start
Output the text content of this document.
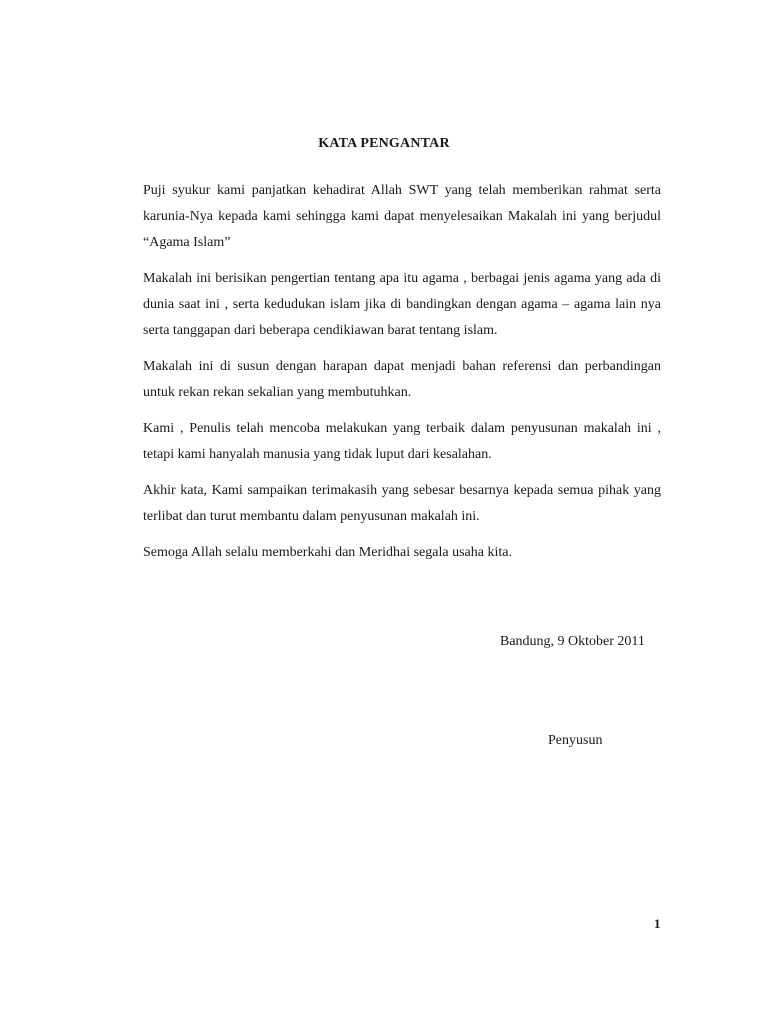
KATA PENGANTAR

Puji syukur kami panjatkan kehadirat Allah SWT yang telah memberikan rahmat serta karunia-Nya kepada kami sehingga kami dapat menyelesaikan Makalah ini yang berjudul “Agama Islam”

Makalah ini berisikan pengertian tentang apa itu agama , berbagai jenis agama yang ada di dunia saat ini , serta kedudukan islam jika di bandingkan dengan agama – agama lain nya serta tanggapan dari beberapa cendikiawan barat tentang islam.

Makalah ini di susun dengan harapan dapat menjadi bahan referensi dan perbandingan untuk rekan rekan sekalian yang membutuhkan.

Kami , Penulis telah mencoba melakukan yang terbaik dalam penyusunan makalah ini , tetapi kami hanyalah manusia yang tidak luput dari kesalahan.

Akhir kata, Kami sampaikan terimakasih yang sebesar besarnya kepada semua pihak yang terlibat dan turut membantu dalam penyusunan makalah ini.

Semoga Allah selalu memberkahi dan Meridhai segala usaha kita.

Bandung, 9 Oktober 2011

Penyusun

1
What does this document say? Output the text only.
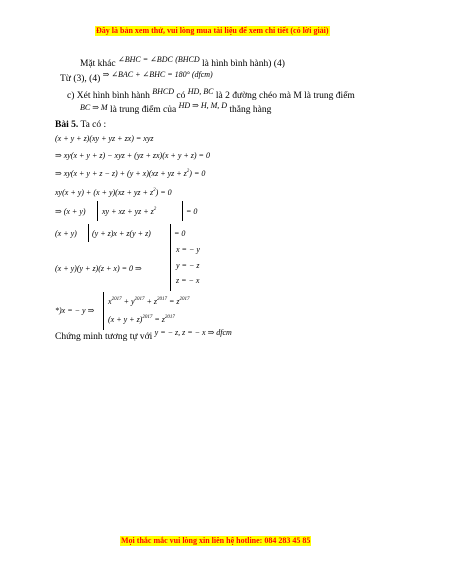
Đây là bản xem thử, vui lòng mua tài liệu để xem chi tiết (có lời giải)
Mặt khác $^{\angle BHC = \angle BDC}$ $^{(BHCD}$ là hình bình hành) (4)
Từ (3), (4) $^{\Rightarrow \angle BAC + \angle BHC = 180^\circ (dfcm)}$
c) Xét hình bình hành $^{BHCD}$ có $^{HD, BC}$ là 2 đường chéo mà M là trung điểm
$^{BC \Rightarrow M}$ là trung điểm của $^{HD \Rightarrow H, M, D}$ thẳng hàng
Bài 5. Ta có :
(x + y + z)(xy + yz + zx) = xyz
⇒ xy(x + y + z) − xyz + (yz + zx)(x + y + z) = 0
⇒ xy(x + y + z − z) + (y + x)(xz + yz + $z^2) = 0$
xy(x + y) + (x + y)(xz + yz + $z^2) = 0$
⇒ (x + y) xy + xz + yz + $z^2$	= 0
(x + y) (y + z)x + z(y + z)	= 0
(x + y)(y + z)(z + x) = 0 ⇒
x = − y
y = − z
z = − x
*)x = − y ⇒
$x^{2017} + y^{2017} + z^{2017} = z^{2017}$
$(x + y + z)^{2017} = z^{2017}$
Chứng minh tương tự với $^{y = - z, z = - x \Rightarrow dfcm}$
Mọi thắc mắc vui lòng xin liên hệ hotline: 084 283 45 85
end
start
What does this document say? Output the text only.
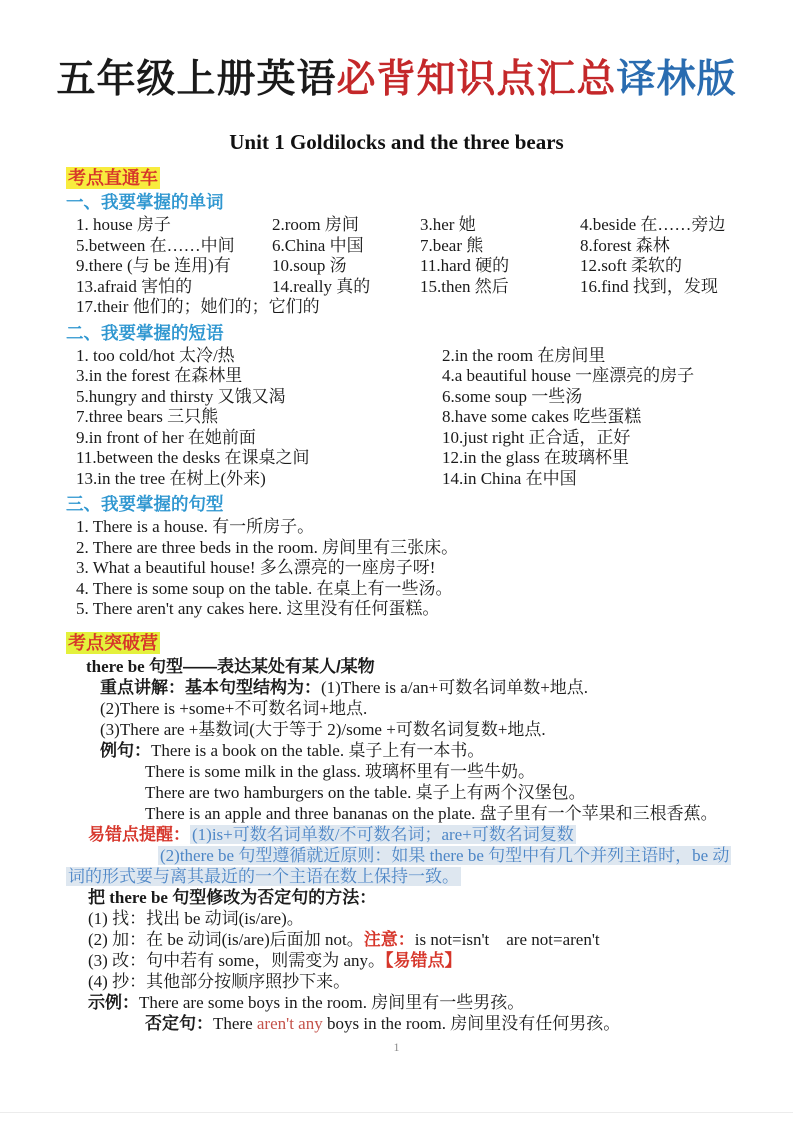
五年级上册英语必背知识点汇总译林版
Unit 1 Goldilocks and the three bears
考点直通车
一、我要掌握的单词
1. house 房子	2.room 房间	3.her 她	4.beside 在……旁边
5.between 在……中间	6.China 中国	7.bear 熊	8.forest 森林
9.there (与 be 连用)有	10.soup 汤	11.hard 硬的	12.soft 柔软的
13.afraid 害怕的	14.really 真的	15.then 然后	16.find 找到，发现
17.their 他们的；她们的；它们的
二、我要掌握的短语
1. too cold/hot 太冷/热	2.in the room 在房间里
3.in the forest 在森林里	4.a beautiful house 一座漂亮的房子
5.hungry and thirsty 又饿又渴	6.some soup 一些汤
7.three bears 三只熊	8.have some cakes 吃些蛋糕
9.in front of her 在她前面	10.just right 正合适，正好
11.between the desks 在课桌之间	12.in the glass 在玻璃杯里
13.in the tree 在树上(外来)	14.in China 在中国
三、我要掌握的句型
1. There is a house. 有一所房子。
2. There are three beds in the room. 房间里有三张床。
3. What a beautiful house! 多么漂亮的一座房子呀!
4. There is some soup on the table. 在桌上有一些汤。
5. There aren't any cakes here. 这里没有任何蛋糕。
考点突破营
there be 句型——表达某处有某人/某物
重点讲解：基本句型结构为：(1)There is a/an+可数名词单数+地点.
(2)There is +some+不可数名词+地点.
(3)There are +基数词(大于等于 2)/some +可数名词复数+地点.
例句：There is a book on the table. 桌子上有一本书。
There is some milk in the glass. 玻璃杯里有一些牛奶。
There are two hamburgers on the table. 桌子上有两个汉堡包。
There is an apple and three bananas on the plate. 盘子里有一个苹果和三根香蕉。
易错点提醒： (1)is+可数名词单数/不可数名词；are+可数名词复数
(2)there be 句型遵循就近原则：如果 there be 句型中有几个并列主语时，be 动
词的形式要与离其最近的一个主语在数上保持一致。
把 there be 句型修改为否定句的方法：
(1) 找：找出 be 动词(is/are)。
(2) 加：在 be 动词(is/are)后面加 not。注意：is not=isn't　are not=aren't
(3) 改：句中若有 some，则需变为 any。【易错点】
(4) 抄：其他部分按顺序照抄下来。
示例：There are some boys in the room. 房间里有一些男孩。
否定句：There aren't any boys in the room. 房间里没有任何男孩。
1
end
=== WHAT YOU ARE ASKED TO DO ===
Write out each line of the data that holds the string "可数名词单数".

=== EXPECTED ANSWER ===
重点讲解：基本句型结构为：(1)There is a/an+可数名词单数+地点.
易错点提醒： (1)is+可数名词单数/不可数名词；are+可数名词复数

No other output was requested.